- PROBLEM DESCRIPTION
Copy every line of the following data that includes the string "your".

Data listing:

^^^^^^^^^^^^^^^^

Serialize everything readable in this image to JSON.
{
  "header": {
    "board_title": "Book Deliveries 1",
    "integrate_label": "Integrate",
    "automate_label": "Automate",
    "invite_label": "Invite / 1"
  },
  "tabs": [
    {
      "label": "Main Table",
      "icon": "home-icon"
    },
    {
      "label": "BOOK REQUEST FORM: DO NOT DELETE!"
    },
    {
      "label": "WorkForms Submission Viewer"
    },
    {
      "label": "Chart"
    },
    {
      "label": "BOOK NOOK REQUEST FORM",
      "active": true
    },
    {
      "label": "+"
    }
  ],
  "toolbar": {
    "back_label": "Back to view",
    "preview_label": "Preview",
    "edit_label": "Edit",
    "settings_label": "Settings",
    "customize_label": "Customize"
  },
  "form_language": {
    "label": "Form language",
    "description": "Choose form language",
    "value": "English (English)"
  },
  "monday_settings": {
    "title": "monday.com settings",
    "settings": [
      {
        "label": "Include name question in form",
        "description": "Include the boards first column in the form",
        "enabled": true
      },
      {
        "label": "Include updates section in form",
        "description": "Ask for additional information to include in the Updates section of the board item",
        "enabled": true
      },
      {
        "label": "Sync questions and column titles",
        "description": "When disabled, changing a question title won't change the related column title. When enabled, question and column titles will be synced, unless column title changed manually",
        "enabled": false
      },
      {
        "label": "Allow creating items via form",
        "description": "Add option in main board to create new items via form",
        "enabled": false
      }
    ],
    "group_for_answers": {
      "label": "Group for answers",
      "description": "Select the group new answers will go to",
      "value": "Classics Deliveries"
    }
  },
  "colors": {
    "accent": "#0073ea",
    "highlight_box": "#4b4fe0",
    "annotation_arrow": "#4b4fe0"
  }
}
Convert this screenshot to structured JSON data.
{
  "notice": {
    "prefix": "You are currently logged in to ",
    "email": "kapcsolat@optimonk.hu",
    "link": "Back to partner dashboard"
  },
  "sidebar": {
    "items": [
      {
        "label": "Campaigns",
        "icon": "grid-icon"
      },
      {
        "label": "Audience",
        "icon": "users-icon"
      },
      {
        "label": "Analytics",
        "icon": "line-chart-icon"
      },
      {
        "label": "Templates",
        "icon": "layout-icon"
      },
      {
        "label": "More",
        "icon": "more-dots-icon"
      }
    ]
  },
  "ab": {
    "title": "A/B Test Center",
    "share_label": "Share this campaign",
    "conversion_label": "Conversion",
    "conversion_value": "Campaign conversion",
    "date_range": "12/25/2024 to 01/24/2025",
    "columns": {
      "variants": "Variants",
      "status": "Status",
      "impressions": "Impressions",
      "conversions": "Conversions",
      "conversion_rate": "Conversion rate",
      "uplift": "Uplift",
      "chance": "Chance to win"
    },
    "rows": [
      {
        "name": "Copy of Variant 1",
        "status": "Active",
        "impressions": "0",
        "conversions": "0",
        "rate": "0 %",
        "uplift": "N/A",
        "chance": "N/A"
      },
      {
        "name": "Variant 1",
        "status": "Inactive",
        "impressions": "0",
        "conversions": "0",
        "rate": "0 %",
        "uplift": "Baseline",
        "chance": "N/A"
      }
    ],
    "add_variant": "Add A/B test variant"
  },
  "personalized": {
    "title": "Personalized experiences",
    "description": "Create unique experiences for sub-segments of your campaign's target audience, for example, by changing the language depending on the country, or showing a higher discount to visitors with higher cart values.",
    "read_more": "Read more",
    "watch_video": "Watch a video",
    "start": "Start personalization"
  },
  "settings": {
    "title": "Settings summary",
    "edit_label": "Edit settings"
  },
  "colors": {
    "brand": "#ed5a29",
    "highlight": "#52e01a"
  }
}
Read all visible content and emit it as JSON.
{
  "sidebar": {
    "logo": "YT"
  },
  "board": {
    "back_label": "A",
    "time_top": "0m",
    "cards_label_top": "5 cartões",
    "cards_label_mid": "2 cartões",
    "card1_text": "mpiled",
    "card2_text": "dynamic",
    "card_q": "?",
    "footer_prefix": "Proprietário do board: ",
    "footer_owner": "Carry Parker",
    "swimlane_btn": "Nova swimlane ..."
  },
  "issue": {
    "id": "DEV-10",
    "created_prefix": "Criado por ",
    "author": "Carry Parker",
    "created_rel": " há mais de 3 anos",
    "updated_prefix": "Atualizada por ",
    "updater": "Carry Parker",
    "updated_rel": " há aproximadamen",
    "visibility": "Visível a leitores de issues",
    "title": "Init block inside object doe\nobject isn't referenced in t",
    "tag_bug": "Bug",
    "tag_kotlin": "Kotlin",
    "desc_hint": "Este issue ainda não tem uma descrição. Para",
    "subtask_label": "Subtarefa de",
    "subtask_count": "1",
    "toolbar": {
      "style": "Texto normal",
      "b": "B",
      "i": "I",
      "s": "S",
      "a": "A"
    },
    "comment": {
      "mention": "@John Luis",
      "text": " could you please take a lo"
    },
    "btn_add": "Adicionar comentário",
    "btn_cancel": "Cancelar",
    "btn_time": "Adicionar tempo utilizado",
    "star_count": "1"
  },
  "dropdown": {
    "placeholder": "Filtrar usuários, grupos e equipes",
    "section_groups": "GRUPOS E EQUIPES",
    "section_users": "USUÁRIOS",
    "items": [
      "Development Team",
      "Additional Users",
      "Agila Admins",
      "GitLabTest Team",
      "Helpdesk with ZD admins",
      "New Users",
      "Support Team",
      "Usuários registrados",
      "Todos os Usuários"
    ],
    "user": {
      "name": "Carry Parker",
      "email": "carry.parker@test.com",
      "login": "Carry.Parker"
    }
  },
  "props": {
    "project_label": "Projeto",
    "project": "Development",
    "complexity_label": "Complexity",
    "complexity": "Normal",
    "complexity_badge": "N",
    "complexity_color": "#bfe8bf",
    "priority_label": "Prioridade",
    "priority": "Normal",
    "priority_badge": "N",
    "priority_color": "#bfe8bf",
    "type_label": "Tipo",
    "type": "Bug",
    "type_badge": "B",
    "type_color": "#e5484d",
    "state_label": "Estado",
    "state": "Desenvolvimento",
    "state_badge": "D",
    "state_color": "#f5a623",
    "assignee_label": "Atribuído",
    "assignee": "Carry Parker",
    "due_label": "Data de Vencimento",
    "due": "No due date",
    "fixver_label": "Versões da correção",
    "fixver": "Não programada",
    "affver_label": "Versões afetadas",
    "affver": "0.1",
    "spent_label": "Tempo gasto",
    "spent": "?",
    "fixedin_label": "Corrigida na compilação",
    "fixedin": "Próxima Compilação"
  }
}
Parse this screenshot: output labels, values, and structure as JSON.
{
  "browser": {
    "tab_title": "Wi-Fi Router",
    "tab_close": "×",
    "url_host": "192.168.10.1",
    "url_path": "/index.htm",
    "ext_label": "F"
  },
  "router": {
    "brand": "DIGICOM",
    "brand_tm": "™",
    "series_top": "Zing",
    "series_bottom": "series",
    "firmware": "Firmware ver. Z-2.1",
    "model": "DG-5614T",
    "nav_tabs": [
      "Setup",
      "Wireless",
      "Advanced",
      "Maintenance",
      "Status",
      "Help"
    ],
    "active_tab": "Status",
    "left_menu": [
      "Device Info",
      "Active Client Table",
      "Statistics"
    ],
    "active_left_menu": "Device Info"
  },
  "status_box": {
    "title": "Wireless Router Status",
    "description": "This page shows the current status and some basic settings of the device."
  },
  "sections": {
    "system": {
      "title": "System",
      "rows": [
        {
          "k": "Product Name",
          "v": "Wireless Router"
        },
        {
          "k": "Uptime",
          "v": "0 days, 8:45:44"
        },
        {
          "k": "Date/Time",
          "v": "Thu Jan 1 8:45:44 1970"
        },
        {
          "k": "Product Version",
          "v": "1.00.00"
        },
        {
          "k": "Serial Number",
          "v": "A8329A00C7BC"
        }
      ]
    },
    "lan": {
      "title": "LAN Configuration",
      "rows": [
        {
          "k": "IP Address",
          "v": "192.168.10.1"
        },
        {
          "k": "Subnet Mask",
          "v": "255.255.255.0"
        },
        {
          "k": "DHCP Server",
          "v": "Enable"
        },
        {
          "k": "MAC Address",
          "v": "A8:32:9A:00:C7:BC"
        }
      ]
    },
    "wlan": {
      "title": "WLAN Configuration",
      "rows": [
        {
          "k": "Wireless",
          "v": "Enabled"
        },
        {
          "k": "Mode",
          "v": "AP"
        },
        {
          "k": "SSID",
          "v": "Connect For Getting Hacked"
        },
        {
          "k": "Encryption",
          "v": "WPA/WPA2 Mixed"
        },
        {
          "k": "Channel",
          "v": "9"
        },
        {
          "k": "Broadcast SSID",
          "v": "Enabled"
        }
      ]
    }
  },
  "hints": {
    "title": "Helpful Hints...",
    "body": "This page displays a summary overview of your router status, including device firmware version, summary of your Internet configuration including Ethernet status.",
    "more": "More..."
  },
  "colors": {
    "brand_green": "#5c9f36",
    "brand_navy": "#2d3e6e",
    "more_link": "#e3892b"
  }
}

^^^^^^^^^^^^^^^^

- ANSWER TO THE EXERCISE
    "description": "Create unique experiences for sub-segments of your campaign's target audience, for example, by changing the language depending on the country, or showing a higher discount to visitors with higher cart values.",
    "body": "This page displays a summary overview of your router status, including device firmware version, summary of your Internet configuration including Ethernet status.",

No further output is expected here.